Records
****

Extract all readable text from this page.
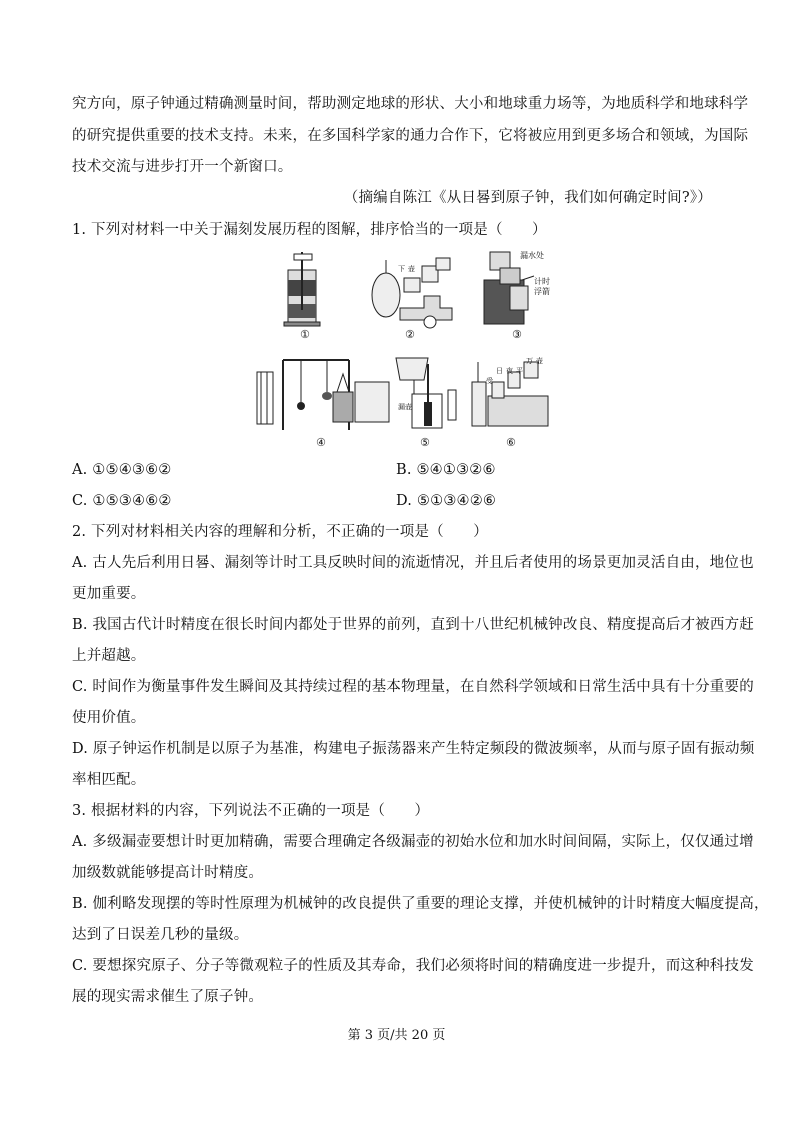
究方向，原子钟通过精确测量时间，帮助测定地球的形状、大小和地球重力场等，为地质科学和地球科学
的研究提供重要的技术支持。未来，在多国科学家的通力合作下，它将被应用到更多场合和领域，为国际
技术交流与进步打开一个新窗口。
（摘编自陈江《从日晷到原子钟，我们如何确定时间?》）
1. 下列对材料一中关于漏刻发展历程的图解，排序恰当的一项是（　　）
①	②
漏水处
计时
浮箭
③
④
漏壶
⑤
日 夜 平
万
受
壶
⑥
下 壶
A. ①⑤④③⑥②	B. ⑤④①③②⑥
C. ①⑤③④⑥②	D. ⑤①③④②⑥
2. 下列对材料相关内容的理解和分析，不正确的一项是（　　）
A. 古人先后利用日晷、漏刻等计时工具反映时间的流逝情况，并且后者使用的场景更加灵活自由，地位也
更加重要。
B. 我国古代计时精度在很长时间内都处于世界的前列，直到十八世纪机械钟改良、精度提高后才被西方赶
上并超越。
C. 时间作为衡量事件发生瞬间及其持续过程的基本物理量，在自然科学领域和日常生活中具有十分重要的
使用价值。
D. 原子钟运作机制是以原子为基准，构建电子振荡器来产生特定频段的微波频率，从而与原子固有振动频
率相匹配。
3. 根据材料的内容，下列说法不正确的一项是（　　）
A. 多级漏壶要想计时更加精确，需要合理确定各级漏壶的初始水位和加水时间间隔，实际上，仅仅通过增
加级数就能够提高计时精度。
B. 伽利略发现摆的等时性原理为机械钟的改良提供了重要的理论支撑，并使机械钟的计时精度大幅度提高，
达到了日误差几秒的量级。
C. 要想探究原子、分子等微观粒子的性质及其寿命，我们必须将时间的精确度进一步提升，而这种科技发
展的现实需求催生了原子钟。
第 3 页/共 20 页
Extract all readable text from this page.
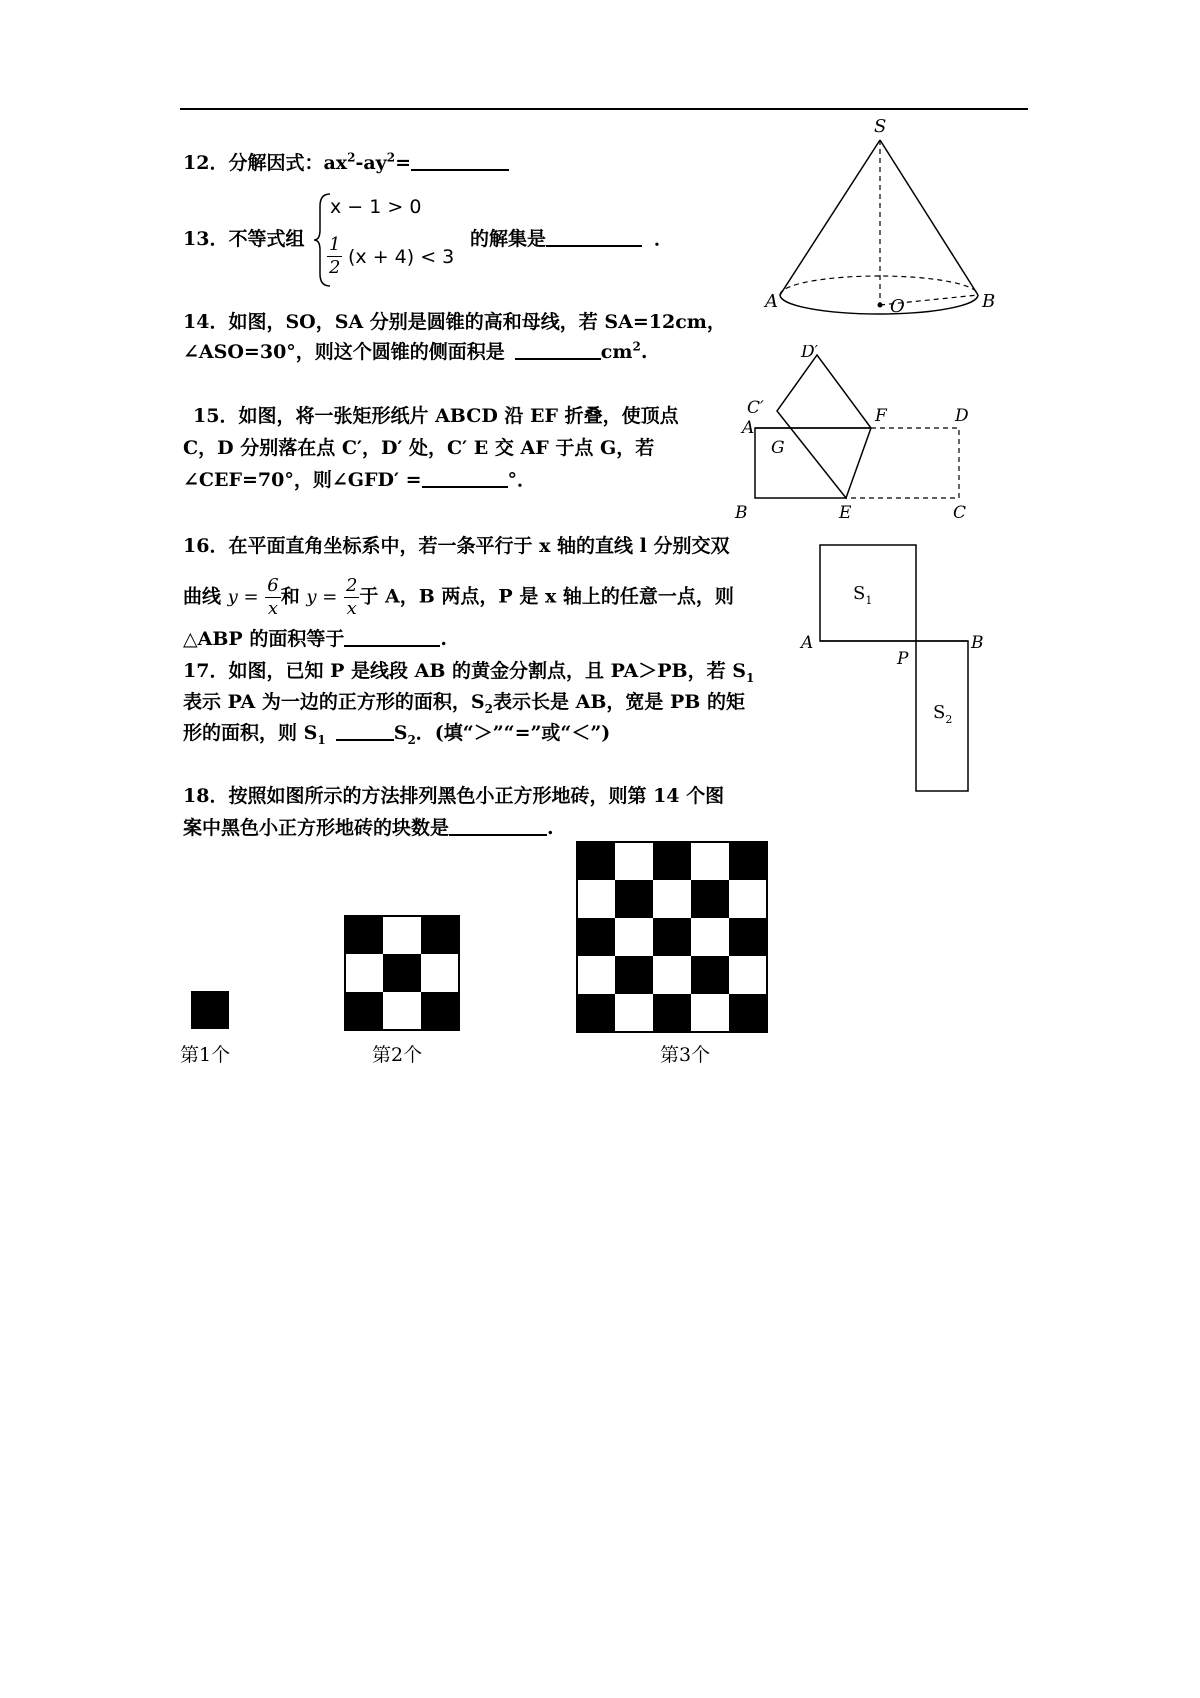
12．分解因式：$ax^2-ay^2=$
13．不等式组
x − 1 > 0
$\frac{1}{2} (x + 4) < 3$
的解集是	．
14．如图，SO，SA 分别是圆锥的高和母线，若 SA=12cm，
∠ASO=30°，则这个圆锥的侧面积是	$cm^2$.
15．如图，将一张矩形纸片 ABCD 沿 EF 折叠，使顶点
C，D 分别落在点 C′，D′ 处，C′ E 交 AF 于点 G，若
∠CEF=70°，则∠GFD′ =	°．
16．在平面直角坐标系中，若一条平行于 x 轴的直线 l 分别交双
曲线 $y = \frac{6}{x}$ 和 $y = \frac{2}{x}$ 于 A，B 两点，P 是 x 轴上的任意一点，则
△ABP 的面积等于	.
17．如图，已知 P 是线段 AB 的黄金分割点，且 PA＞PB，若 $S_1$
表示 PA 为一边的正方形的面积，$S_2$表示长是 AB，宽是 PB 的矩
形的面积，则 $S_1$	$S_2$．(填“＞”“=”或“＜”)
18．按照如图所示的方法排列黑色小正方形地砖，则第 14 个图
案中黑色小正方形地砖的块数是	.
S
A	B
O
A
B	C
D
E
F
G
C′
D′
$S_1$
$S_2$
A	B
P
第1个	第2个	第3个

****

Find and copy every line in the entries above where the string "frac" occurs.

## Written answer
$\frac{1}{2} (x + 4) < 3$
曲线 $y = \frac{6}{x}$ 和 $y = \frac{2}{x}$ 于 A，B 两点，P 是 x 轴上的任意一点，则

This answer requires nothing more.